» EXTRACTED INFORMATION:
◆ ◆ ◆ ◆ ◆ ◆ ◆

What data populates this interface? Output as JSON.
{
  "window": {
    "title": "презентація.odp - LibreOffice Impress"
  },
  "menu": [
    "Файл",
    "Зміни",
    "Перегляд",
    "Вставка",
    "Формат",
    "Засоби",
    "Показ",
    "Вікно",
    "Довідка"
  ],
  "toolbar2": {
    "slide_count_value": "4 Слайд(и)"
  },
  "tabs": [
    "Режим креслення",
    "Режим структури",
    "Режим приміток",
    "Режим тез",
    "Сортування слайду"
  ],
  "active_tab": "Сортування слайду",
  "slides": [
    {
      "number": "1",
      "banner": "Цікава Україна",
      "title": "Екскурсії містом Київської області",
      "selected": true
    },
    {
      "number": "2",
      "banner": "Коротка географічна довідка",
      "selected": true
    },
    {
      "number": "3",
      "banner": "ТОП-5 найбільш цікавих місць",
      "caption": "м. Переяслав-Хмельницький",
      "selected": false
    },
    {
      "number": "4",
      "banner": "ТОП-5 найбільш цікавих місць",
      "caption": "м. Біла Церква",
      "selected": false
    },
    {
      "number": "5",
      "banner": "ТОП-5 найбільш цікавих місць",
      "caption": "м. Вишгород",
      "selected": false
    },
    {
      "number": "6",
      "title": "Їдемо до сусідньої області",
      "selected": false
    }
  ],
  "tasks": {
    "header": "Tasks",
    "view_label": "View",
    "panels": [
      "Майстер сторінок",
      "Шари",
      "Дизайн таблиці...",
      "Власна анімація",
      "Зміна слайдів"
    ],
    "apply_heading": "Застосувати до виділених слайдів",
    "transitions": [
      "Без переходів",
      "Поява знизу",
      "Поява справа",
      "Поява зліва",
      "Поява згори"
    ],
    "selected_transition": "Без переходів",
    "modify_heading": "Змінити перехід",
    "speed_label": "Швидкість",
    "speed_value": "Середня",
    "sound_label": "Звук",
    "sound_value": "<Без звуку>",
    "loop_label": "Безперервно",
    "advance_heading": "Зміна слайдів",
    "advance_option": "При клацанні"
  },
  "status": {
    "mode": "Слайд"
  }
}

◆ ◆ ◆ ◆ ◆ ◆ ◆

» INSTRUCTIONS FOR THE TASK: Type out the full listing again, exactly as given.

» THE SOLUTION:
What data populates this interface? Output as JSON.
{
  "window": {
    "title": "презентація.odp - LibreOffice Impress"
  },
  "menu": [
    "Файл",
    "Зміни",
    "Перегляд",
    "Вставка",
    "Формат",
    "Засоби",
    "Показ",
    "Вікно",
    "Довідка"
  ],
  "toolbar2": {
    "slide_count_value": "4 Слайд(и)"
  },
  "tabs": [
    "Режим креслення",
    "Режим структури",
    "Режим приміток",
    "Режим тез",
    "Сортування слайду"
  ],
  "active_tab": "Сортування слайду",
  "slides": [
    {
      "number": "1",
      "banner": "Цікава Україна",
      "title": "Екскурсії містом Київської області",
      "selected": true
    },
    {
      "number": "2",
      "banner": "Коротка географічна довідка",
      "selected": true
    },
    {
      "number": "3",
      "banner": "ТОП-5 найбільш цікавих місць",
      "caption": "м. Переяслав-Хмельницький",
      "selected": false
    },
    {
      "number": "4",
      "banner": "ТОП-5 найбільш цікавих місць",
      "caption": "м. Біла Церква",
      "selected": false
    },
    {
      "number": "5",
      "banner": "ТОП-5 найбільш цікавих місць",
      "caption": "м. Вишгород",
      "selected": false
    },
    {
      "number": "6",
      "title": "Їдемо до сусідньої області",
      "selected": false
    }
  ],
  "tasks": {
    "header": "Tasks",
    "view_label": "View",
    "panels": [
      "Майстер сторінок",
      "Шари",
      "Дизайн таблиці...",
      "Власна анімація",
      "Зміна слайдів"
    ],
    "apply_heading": "Застосувати до виділених слайдів",
    "transitions": [
      "Без переходів",
      "Поява знизу",
      "Поява справа",
      "Поява зліва",
      "Поява згори"
    ],
    "selected_transition": "Без переходів",
    "modify_heading": "Змінити перехід",
    "speed_label": "Швидкість",
    "speed_value": "Середня",
    "sound_label": "Звук",
    "sound_value": "<Без звуку>",
    "loop_label": "Безперервно",
    "advance_heading": "Зміна слайдів",
    "advance_option": "При клацанні"
  },
  "status": {
    "mode": "Слайд"
  }
}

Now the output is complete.